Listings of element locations
————————
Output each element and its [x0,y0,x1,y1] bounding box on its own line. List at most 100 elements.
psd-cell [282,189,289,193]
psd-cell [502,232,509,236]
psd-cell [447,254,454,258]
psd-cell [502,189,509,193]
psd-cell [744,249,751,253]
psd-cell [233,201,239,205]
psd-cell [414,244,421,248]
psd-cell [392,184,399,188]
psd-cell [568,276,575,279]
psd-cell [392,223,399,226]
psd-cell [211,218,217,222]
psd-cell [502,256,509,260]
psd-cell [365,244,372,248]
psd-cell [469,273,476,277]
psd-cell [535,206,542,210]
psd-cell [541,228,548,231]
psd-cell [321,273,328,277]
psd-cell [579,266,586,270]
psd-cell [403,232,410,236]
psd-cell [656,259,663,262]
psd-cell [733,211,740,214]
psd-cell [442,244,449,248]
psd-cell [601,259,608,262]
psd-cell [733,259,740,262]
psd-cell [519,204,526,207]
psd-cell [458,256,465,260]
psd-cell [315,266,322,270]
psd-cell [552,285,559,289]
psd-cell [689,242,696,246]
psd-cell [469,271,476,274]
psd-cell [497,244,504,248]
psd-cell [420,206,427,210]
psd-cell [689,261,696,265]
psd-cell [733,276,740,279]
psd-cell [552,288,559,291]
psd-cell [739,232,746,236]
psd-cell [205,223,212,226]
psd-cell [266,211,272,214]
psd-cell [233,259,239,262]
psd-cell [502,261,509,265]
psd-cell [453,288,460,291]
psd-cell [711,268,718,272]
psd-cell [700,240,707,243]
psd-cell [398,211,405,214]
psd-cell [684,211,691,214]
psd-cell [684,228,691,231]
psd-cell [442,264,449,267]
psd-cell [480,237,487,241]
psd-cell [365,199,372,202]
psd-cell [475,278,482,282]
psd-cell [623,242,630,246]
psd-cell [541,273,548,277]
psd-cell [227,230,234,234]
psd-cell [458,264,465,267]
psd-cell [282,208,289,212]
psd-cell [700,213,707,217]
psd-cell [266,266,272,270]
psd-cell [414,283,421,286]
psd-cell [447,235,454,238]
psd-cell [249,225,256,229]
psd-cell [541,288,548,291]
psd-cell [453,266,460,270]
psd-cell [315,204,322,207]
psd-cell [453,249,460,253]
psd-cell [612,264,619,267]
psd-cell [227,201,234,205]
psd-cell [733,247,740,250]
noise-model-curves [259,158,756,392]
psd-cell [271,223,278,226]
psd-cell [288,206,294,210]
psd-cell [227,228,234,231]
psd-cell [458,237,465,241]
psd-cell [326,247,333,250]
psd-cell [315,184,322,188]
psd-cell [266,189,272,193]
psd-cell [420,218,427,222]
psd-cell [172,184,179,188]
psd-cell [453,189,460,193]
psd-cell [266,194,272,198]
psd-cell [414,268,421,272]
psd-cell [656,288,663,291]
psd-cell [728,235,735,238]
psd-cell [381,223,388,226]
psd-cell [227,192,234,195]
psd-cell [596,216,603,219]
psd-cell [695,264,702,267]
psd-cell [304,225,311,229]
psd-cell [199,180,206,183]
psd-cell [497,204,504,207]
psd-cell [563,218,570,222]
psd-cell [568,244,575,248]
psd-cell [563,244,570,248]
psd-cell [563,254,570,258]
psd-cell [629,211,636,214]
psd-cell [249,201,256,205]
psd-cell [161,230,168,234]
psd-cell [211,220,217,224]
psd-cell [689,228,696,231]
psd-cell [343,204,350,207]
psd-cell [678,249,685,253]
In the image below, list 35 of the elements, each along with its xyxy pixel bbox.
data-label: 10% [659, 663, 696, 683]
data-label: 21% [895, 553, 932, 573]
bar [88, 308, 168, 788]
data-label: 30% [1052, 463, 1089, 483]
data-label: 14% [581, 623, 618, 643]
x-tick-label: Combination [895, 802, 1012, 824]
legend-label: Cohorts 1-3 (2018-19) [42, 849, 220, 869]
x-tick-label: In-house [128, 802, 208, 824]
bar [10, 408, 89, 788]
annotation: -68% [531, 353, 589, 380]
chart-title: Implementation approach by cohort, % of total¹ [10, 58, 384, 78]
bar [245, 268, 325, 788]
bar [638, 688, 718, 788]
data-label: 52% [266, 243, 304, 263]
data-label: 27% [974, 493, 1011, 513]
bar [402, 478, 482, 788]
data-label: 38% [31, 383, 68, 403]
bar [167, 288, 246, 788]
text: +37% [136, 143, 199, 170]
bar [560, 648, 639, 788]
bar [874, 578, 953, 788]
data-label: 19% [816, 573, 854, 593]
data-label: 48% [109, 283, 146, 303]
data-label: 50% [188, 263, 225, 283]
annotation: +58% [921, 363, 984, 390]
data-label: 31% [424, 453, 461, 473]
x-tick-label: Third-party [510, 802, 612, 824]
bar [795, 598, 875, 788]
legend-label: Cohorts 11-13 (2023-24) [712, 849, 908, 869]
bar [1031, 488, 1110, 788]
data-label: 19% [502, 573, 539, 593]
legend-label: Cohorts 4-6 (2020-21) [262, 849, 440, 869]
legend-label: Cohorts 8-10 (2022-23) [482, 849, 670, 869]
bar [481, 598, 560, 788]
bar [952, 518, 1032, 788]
————————
--- GOAL ---
Turn the data above into a numbered list, one item per line, skipping any blank lines.

--- TASK SOLUTION ---
1. Output each element and its [x0,y0,x1,y1] bounding box on its own line. List at most 100 elements.
2. psd-cell [282,189,289,193]
3. psd-cell [502,232,509,236]
4. psd-cell [447,254,454,258]
5. psd-cell [502,189,509,193]
6. psd-cell [744,249,751,253]
7. psd-cell [233,201,239,205]
8. psd-cell [414,244,421,248]
9. psd-cell [392,184,399,188]
10. psd-cell [568,276,575,279]
11. psd-cell [392,223,399,226]
12. psd-cell [211,218,217,222]
13. psd-cell [502,256,509,260]
14. psd-cell [365,244,372,248]
15. psd-cell [469,273,476,277]
16. psd-cell [535,206,542,210]
17. psd-cell [541,228,548,231]
18. psd-cell [321,273,328,277]
19. psd-cell [579,266,586,270]
20. psd-cell [403,232,410,236]
21. psd-cell [656,259,663,262]
22. psd-cell [733,211,740,214]
23. psd-cell [442,244,449,248]
24. psd-cell [601,259,608,262]
25. psd-cell [733,259,740,262]
26. psd-cell [519,204,526,207]
27. psd-cell [458,256,465,260]
28. psd-cell [315,266,322,270]
29. psd-cell [552,285,559,289]
30. psd-cell [689,242,696,246]
31. psd-cell [469,271,476,274]
32. psd-cell [497,244,504,248]
33. psd-cell [420,206,427,210]
34. psd-cell [689,261,696,265]
35. psd-cell [733,276,740,279]
36. psd-cell [552,288,559,291]
37. psd-cell [739,232,746,236]
38. psd-cell [205,223,212,226]
39. psd-cell [266,211,272,214]
40. psd-cell [233,259,239,262]
41. psd-cell [502,261,509,265]
42. psd-cell [453,288,460,291]
43. psd-cell [711,268,718,272]
44. psd-cell [700,240,707,243]
45. psd-cell [398,211,405,214]
46. psd-cell [684,211,691,214]
47. psd-cell [684,228,691,231]
48. psd-cell [442,264,449,267]
49. psd-cell [480,237,487,241]
50. psd-cell [365,199,372,202]
51. psd-cell [475,278,482,282]
52. psd-cell [623,242,630,246]
53. psd-cell [541,273,548,277]
54. psd-cell [227,230,234,234]
55. psd-cell [458,264,465,267]
56. psd-cell [282,208,289,212]
57. psd-cell [700,213,707,217]
58. psd-cell [266,266,272,270]
59. psd-cell [414,283,421,286]
60. psd-cell [447,235,454,238]
61. psd-cell [249,225,256,229]
62. psd-cell [541,288,548,291]
63. psd-cell [453,266,460,270]
64. psd-cell [315,204,322,207]
65. psd-cell [453,249,460,253]
66. psd-cell [612,264,619,267]
67. psd-cell [227,201,234,205]
68. psd-cell [733,247,740,250]
69. noise-model-curves [259,158,756,392]
70. psd-cell [271,223,278,226]
71. psd-cell [288,206,294,210]
72. psd-cell [227,228,234,231]
73. psd-cell [458,237,465,241]
74. psd-cell [326,247,333,250]
75. psd-cell [315,184,322,188]
76. psd-cell [266,189,272,193]
77. psd-cell [420,218,427,222]
78. psd-cell [172,184,179,188]
79. psd-cell [453,189,460,193]
80. psd-cell [266,194,272,198]
81. psd-cell [414,268,421,272]
82. psd-cell [656,288,663,291]
83. psd-cell [728,235,735,238]
84. psd-cell [381,223,388,226]
85. psd-cell [227,192,234,195]
86. psd-cell [596,216,603,219]
87. psd-cell [695,264,702,267]
88. psd-cell [304,225,311,229]
89. psd-cell [199,180,206,183]
90. psd-cell [497,204,504,207]
91. psd-cell [563,218,570,222]
92. psd-cell [568,244,575,248]
93. psd-cell [563,244,570,248]
94. psd-cell [563,254,570,258]
95. psd-cell [629,211,636,214]
96. psd-cell [249,201,256,205]
97. psd-cell [161,230,168,234]
98. psd-cell [211,220,217,224]
99. psd-cell [689,228,696,231]
100. psd-cell [343,204,350,207]
101. psd-cell [678,249,685,253]
102. In the image below, list 35 of the elements, each along with its xyxy pixel bbox.
103. data-label: 10% [659, 663, 696, 683]
104. data-label: 21% [895, 553, 932, 573]
105. bar [88, 308, 168, 788]
106. data-label: 30% [1052, 463, 1089, 483]
107. data-label: 14% [581, 623, 618, 643]
108. x-tick-label: Combination [895, 802, 1012, 824]
109. legend-label: Cohorts 1-3 (2018-19) [42, 849, 220, 869]
110. x-tick-label: In-house [128, 802, 208, 824]
111. bar [10, 408, 89, 788]
112. annotation: -68% [531, 353, 589, 380]
113. chart-title: Implementation approach by cohort, % of total¹ [10, 58, 384, 78]
114. bar [245, 268, 325, 788]
115. bar [638, 688, 718, 788]
116. data-label: 52% [266, 243, 304, 263]
117. data-label: 27% [974, 493, 1011, 513]
118. bar [402, 478, 482, 788]
119. data-label: 38% [31, 383, 68, 403]
120. bar [167, 288, 246, 788]
121. text: +37% [136, 143, 199, 170]
122. bar [560, 648, 639, 788]
123. bar [874, 578, 953, 788]
124. data-label: 19% [816, 573, 854, 593]
125. data-label: 48% [109, 283, 146, 303]
126. data-label: 50% [188, 263, 225, 283]
127. annotation: +58% [921, 363, 984, 390]
128. data-label: 31% [424, 453, 461, 473]
129. x-tick-label: Third-party [510, 802, 612, 824]
130. bar [795, 598, 875, 788]
131. legend-label: Cohorts 11-13 (2023-24) [712, 849, 908, 869]
132. bar [1031, 488, 1110, 788]
133. data-label: 19% [502, 573, 539, 593]
134. legend-label: Cohorts 4-6 (2020-21) [262, 849, 440, 869]
135. legend-label: Cohorts 8-10 (2022-23) [482, 849, 670, 869]
136. bar [481, 598, 560, 788]
137. bar [952, 518, 1032, 788]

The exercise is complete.